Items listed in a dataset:
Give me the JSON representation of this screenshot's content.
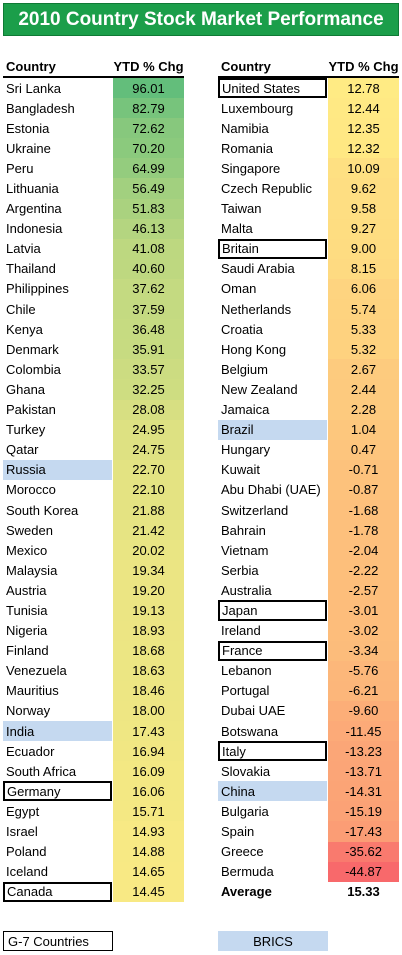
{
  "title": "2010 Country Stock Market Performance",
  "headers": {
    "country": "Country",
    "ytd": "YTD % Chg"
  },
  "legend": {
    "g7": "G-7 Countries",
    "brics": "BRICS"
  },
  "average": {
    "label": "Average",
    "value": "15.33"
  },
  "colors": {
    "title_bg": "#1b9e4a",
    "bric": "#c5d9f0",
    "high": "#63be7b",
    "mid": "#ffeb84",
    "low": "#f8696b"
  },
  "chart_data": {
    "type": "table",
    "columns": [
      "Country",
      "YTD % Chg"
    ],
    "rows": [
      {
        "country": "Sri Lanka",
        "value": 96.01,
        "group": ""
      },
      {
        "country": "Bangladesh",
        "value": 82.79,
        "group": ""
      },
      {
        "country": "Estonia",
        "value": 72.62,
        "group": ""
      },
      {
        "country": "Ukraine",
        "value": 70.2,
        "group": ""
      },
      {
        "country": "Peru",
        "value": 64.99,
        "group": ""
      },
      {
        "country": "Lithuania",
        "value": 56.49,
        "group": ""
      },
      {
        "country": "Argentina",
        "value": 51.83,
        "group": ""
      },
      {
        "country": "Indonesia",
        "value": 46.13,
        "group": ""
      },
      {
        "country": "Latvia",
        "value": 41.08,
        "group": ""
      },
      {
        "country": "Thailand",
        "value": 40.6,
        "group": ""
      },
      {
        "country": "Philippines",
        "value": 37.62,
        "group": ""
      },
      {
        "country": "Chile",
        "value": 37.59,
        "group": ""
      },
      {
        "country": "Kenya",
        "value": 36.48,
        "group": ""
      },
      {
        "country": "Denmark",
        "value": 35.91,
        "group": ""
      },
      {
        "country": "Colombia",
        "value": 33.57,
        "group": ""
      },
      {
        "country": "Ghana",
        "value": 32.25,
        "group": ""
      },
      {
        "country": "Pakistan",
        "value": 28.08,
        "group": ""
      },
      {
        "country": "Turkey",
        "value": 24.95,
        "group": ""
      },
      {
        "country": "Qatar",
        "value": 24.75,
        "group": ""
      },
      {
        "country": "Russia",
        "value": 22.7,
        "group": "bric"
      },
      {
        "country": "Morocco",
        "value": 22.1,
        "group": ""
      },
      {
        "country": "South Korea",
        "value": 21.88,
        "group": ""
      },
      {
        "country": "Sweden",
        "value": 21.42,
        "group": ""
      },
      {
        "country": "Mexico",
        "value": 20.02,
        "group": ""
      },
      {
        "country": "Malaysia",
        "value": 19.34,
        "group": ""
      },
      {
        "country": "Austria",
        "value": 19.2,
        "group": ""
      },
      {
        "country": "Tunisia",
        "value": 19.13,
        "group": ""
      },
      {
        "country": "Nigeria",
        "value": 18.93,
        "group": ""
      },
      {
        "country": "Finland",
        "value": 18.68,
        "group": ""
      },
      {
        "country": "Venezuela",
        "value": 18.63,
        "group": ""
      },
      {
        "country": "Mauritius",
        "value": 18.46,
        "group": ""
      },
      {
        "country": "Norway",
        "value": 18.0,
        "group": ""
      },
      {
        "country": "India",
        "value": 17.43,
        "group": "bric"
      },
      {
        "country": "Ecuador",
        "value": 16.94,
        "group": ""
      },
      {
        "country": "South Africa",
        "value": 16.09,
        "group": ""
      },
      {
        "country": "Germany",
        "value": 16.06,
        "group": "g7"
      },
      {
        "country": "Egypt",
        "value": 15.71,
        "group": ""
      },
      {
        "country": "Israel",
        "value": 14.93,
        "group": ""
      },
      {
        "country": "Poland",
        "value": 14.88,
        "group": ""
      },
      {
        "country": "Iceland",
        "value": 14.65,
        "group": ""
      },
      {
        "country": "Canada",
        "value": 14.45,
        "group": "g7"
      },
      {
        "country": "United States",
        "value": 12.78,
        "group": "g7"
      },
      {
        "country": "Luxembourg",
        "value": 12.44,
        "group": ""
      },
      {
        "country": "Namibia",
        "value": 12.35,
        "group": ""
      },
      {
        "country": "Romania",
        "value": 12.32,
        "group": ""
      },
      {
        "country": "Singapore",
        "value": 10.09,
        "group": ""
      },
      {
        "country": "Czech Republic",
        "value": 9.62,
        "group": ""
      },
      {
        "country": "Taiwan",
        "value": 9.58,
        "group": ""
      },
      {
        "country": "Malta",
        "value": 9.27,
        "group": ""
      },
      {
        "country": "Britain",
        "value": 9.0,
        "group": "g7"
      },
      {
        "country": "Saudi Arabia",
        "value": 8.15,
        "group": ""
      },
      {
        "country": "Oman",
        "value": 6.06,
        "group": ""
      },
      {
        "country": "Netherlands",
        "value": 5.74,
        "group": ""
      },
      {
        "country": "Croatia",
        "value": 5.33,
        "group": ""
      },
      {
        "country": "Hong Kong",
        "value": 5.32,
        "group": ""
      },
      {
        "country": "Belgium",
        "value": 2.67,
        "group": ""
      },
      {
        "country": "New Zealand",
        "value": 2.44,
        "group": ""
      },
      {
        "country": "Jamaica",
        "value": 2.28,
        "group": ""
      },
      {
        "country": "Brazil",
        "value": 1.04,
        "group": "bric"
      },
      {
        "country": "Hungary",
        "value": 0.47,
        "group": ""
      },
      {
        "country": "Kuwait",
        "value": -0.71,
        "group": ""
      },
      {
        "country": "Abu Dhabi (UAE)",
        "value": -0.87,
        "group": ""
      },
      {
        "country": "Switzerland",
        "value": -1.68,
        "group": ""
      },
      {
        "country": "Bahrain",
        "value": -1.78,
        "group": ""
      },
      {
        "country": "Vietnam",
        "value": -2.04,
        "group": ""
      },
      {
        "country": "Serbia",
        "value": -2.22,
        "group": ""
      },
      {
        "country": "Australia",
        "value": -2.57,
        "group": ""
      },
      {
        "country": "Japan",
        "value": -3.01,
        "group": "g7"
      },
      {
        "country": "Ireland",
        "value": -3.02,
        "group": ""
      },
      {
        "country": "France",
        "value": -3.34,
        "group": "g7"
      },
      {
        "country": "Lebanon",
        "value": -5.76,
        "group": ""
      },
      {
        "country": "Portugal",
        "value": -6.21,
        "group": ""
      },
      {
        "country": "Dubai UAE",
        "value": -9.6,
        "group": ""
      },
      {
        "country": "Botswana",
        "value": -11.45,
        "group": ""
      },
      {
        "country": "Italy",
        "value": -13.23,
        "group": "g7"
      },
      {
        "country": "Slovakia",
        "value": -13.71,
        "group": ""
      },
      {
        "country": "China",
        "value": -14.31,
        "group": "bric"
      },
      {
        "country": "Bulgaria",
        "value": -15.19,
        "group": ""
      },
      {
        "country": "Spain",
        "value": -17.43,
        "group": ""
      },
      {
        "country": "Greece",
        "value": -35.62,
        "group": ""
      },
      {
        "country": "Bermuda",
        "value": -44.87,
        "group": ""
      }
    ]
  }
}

◆ **Task instructions**:
Reproduce all the records verbatim, excluding images.

◆ **Completed exercise**:
Give me the JSON representation of this screenshot's content.
{
  "title": "2010 Country Stock Market Performance",
  "headers": {
    "country": "Country",
    "ytd": "YTD % Chg"
  },
  "legend": {
    "g7": "G-7 Countries",
    "brics": "BRICS"
  },
  "average": {
    "label": "Average",
    "value": "15.33"
  },
  "colors": {
    "title_bg": "#1b9e4a",
    "bric": "#c5d9f0",
    "high": "#63be7b",
    "mid": "#ffeb84",
    "low": "#f8696b"
  },
  "chart_data": {
    "type": "table",
    "columns": [
      "Country",
      "YTD % Chg"
    ],
    "rows": [
      {
        "country": "Sri Lanka",
        "value": 96.01,
        "group": ""
      },
      {
        "country": "Bangladesh",
        "value": 82.79,
        "group": ""
      },
      {
        "country": "Estonia",
        "value": 72.62,
        "group": ""
      },
      {
        "country": "Ukraine",
        "value": 70.2,
        "group": ""
      },
      {
        "country": "Peru",
        "value": 64.99,
        "group": ""
      },
      {
        "country": "Lithuania",
        "value": 56.49,
        "group": ""
      },
      {
        "country": "Argentina",
        "value": 51.83,
        "group": ""
      },
      {
        "country": "Indonesia",
        "value": 46.13,
        "group": ""
      },
      {
        "country": "Latvia",
        "value": 41.08,
        "group": ""
      },
      {
        "country": "Thailand",
        "value": 40.6,
        "group": ""
      },
      {
        "country": "Philippines",
        "value": 37.62,
        "group": ""
      },
      {
        "country": "Chile",
        "value": 37.59,
        "group": ""
      },
      {
        "country": "Kenya",
        "value": 36.48,
        "group": ""
      },
      {
        "country": "Denmark",
        "value": 35.91,
        "group": ""
      },
      {
        "country": "Colombia",
        "value": 33.57,
        "group": ""
      },
      {
        "country": "Ghana",
        "value": 32.25,
        "group": ""
      },
      {
        "country": "Pakistan",
        "value": 28.08,
        "group": ""
      },
      {
        "country": "Turkey",
        "value": 24.95,
        "group": ""
      },
      {
        "country": "Qatar",
        "value": 24.75,
        "group": ""
      },
      {
        "country": "Russia",
        "value": 22.7,
        "group": "bric"
      },
      {
        "country": "Morocco",
        "value": 22.1,
        "group": ""
      },
      {
        "country": "South Korea",
        "value": 21.88,
        "group": ""
      },
      {
        "country": "Sweden",
        "value": 21.42,
        "group": ""
      },
      {
        "country": "Mexico",
        "value": 20.02,
        "group": ""
      },
      {
        "country": "Malaysia",
        "value": 19.34,
        "group": ""
      },
      {
        "country": "Austria",
        "value": 19.2,
        "group": ""
      },
      {
        "country": "Tunisia",
        "value": 19.13,
        "group": ""
      },
      {
        "country": "Nigeria",
        "value": 18.93,
        "group": ""
      },
      {
        "country": "Finland",
        "value": 18.68,
        "group": ""
      },
      {
        "country": "Venezuela",
        "value": 18.63,
        "group": ""
      },
      {
        "country": "Mauritius",
        "value": 18.46,
        "group": ""
      },
      {
        "country": "Norway",
        "value": 18.0,
        "group": ""
      },
      {
        "country": "India",
        "value": 17.43,
        "group": "bric"
      },
      {
        "country": "Ecuador",
        "value": 16.94,
        "group": ""
      },
      {
        "country": "South Africa",
        "value": 16.09,
        "group": ""
      },
      {
        "country": "Germany",
        "value": 16.06,
        "group": "g7"
      },
      {
        "country": "Egypt",
        "value": 15.71,
        "group": ""
      },
      {
        "country": "Israel",
        "value": 14.93,
        "group": ""
      },
      {
        "country": "Poland",
        "value": 14.88,
        "group": ""
      },
      {
        "country": "Iceland",
        "value": 14.65,
        "group": ""
      },
      {
        "country": "Canada",
        "value": 14.45,
        "group": "g7"
      },
      {
        "country": "United States",
        "value": 12.78,
        "group": "g7"
      },
      {
        "country": "Luxembourg",
        "value": 12.44,
        "group": ""
      },
      {
        "country": "Namibia",
        "value": 12.35,
        "group": ""
      },
      {
        "country": "Romania",
        "value": 12.32,
        "group": ""
      },
      {
        "country": "Singapore",
        "value": 10.09,
        "group": ""
      },
      {
        "country": "Czech Republic",
        "value": 9.62,
        "group": ""
      },
      {
        "country": "Taiwan",
        "value": 9.58,
        "group": ""
      },
      {
        "country": "Malta",
        "value": 9.27,
        "group": ""
      },
      {
        "country": "Britain",
        "value": 9.0,
        "group": "g7"
      },
      {
        "country": "Saudi Arabia",
        "value": 8.15,
        "group": ""
      },
      {
        "country": "Oman",
        "value": 6.06,
        "group": ""
      },
      {
        "country": "Netherlands",
        "value": 5.74,
        "group": ""
      },
      {
        "country": "Croatia",
        "value": 5.33,
        "group": ""
      },
      {
        "country": "Hong Kong",
        "value": 5.32,
        "group": ""
      },
      {
        "country": "Belgium",
        "value": 2.67,
        "group": ""
      },
      {
        "country": "New Zealand",
        "value": 2.44,
        "group": ""
      },
      {
        "country": "Jamaica",
        "value": 2.28,
        "group": ""
      },
      {
        "country": "Brazil",
        "value": 1.04,
        "group": "bric"
      },
      {
        "country": "Hungary",
        "value": 0.47,
        "group": ""
      },
      {
        "country": "Kuwait",
        "value": -0.71,
        "group": ""
      },
      {
        "country": "Abu Dhabi (UAE)",
        "value": -0.87,
        "group": ""
      },
      {
        "country": "Switzerland",
        "value": -1.68,
        "group": ""
      },
      {
        "country": "Bahrain",
        "value": -1.78,
        "group": ""
      },
      {
        "country": "Vietnam",
        "value": -2.04,
        "group": ""
      },
      {
        "country": "Serbia",
        "value": -2.22,
        "group": ""
      },
      {
        "country": "Australia",
        "value": -2.57,
        "group": ""
      },
      {
        "country": "Japan",
        "value": -3.01,
        "group": "g7"
      },
      {
        "country": "Ireland",
        "value": -3.02,
        "group": ""
      },
      {
        "country": "France",
        "value": -3.34,
        "group": "g7"
      },
      {
        "country": "Lebanon",
        "value": -5.76,
        "group": ""
      },
      {
        "country": "Portugal",
        "value": -6.21,
        "group": ""
      },
      {
        "country": "Dubai UAE",
        "value": -9.6,
        "group": ""
      },
      {
        "country": "Botswana",
        "value": -11.45,
        "group": ""
      },
      {
        "country": "Italy",
        "value": -13.23,
        "group": "g7"
      },
      {
        "country": "Slovakia",
        "value": -13.71,
        "group": ""
      },
      {
        "country": "China",
        "value": -14.31,
        "group": "bric"
      },
      {
        "country": "Bulgaria",
        "value": -15.19,
        "group": ""
      },
      {
        "country": "Spain",
        "value": -17.43,
        "group": ""
      },
      {
        "country": "Greece",
        "value": -35.62,
        "group": ""
      },
      {
        "country": "Bermuda",
        "value": -44.87,
        "group": ""
      }
    ]
  }
}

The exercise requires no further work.